→ **Exercise task**
What follows is a block of records; restate each one word for word.

[Dataset excerpt]
——

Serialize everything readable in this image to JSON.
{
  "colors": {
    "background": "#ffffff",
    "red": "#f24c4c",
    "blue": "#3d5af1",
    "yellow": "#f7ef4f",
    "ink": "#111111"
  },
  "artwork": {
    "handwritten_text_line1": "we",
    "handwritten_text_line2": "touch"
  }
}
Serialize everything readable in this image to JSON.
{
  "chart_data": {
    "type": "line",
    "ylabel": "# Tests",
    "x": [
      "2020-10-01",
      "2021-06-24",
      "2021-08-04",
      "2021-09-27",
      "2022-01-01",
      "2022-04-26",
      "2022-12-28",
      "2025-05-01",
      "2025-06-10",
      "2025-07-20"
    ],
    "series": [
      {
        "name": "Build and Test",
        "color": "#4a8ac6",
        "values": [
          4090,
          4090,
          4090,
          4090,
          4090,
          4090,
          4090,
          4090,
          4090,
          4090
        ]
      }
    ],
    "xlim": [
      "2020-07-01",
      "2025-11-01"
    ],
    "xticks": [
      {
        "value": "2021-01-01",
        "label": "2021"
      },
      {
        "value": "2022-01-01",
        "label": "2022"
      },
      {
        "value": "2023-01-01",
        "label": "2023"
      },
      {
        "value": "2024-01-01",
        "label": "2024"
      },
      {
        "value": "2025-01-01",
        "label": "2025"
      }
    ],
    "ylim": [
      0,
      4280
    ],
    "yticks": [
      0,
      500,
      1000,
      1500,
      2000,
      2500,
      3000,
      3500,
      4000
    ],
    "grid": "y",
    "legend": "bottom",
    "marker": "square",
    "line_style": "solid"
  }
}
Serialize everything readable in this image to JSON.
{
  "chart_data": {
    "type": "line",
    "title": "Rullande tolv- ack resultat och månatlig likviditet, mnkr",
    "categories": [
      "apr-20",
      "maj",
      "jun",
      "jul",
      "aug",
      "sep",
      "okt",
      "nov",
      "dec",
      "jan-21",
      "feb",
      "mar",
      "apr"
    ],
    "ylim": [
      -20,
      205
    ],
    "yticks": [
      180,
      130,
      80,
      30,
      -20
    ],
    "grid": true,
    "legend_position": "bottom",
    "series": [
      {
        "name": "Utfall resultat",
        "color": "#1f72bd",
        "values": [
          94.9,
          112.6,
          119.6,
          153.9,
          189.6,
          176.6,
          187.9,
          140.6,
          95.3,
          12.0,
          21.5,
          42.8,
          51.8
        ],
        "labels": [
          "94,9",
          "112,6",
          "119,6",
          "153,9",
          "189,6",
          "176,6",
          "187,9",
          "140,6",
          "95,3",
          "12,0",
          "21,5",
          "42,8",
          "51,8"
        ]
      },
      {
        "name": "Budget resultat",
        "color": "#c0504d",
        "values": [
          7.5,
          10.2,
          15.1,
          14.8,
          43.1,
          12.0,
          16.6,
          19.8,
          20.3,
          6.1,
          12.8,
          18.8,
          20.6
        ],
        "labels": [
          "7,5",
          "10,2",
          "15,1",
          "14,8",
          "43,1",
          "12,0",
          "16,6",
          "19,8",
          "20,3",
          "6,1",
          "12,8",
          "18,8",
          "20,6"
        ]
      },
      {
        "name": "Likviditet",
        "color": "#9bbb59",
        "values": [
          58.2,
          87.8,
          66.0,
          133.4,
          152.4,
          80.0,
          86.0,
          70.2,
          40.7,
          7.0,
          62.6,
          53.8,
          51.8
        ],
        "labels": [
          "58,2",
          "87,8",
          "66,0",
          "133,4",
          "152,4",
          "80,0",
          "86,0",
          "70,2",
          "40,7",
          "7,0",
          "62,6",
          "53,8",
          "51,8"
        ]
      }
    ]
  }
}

——

→ **Written solution**
Serialize everything readable in this image to JSON.
{
  "colors": {
    "background": "#ffffff",
    "red": "#f24c4c",
    "blue": "#3d5af1",
    "yellow": "#f7ef4f",
    "ink": "#111111"
  },
  "artwork": {
    "handwritten_text_line1": "we",
    "handwritten_text_line2": "touch"
  }
}
Serialize everything readable in this image to JSON.
{
  "chart_data": {
    "type": "line",
    "ylabel": "# Tests",
    "x": [
      "2020-10-01",
      "2021-06-24",
      "2021-08-04",
      "2021-09-27",
      "2022-01-01",
      "2022-04-26",
      "2022-12-28",
      "2025-05-01",
      "2025-06-10",
      "2025-07-20"
    ],
    "series": [
      {
        "name": "Build and Test",
        "color": "#4a8ac6",
        "values": [
          4090,
          4090,
          4090,
          4090,
          4090,
          4090,
          4090,
          4090,
          4090,
          4090
        ]
      }
    ],
    "xlim": [
      "2020-07-01",
      "2025-11-01"
    ],
    "xticks": [
      {
        "value": "2021-01-01",
        "label": "2021"
      },
      {
        "value": "2022-01-01",
        "label": "2022"
      },
      {
        "value": "2023-01-01",
        "label": "2023"
      },
      {
        "value": "2024-01-01",
        "label": "2024"
      },
      {
        "value": "2025-01-01",
        "label": "2025"
      }
    ],
    "ylim": [
      0,
      4280
    ],
    "yticks": [
      0,
      500,
      1000,
      1500,
      2000,
      2500,
      3000,
      3500,
      4000
    ],
    "grid": "y",
    "legend": "bottom",
    "marker": "square",
    "line_style": "solid"
  }
}
Serialize everything readable in this image to JSON.
{
  "chart_data": {
    "type": "line",
    "title": "Rullande tolv- ack resultat och månatlig likviditet, mnkr",
    "categories": [
      "apr-20",
      "maj",
      "jun",
      "jul",
      "aug",
      "sep",
      "okt",
      "nov",
      "dec",
      "jan-21",
      "feb",
      "mar",
      "apr"
    ],
    "ylim": [
      -20,
      205
    ],
    "yticks": [
      180,
      130,
      80,
      30,
      -20
    ],
    "grid": true,
    "legend_position": "bottom",
    "series": [
      {
        "name": "Utfall resultat",
        "color": "#1f72bd",
        "values": [
          94.9,
          112.6,
          119.6,
          153.9,
          189.6,
          176.6,
          187.9,
          140.6,
          95.3,
          12.0,
          21.5,
          42.8,
          51.8
        ],
        "labels": [
          "94,9",
          "112,6",
          "119,6",
          "153,9",
          "189,6",
          "176,6",
          "187,9",
          "140,6",
          "95,3",
          "12,0",
          "21,5",
          "42,8",
          "51,8"
        ]
      },
      {
        "name": "Budget resultat",
        "color": "#c0504d",
        "values": [
          7.5,
          10.2,
          15.1,
          14.8,
          43.1,
          12.0,
          16.6,
          19.8,
          20.3,
          6.1,
          12.8,
          18.8,
          20.6
        ],
        "labels": [
          "7,5",
          "10,2",
          "15,1",
          "14,8",
          "43,1",
          "12,0",
          "16,6",
          "19,8",
          "20,3",
          "6,1",
          "12,8",
          "18,8",
          "20,6"
        ]
      },
      {
        "name": "Likviditet",
        "color": "#9bbb59",
        "values": [
          58.2,
          87.8,
          66.0,
          133.4,
          152.4,
          80.0,
          86.0,
          70.2,
          40.7,
          7.0,
          62.6,
          53.8,
          51.8
        ],
        "labels": [
          "58,2",
          "87,8",
          "66,0",
          "133,4",
          "152,4",
          "80,0",
          "86,0",
          "70,2",
          "40,7",
          "7,0",
          "62,6",
          "53,8",
          "51,8"
        ]
      }
    ]
  }
}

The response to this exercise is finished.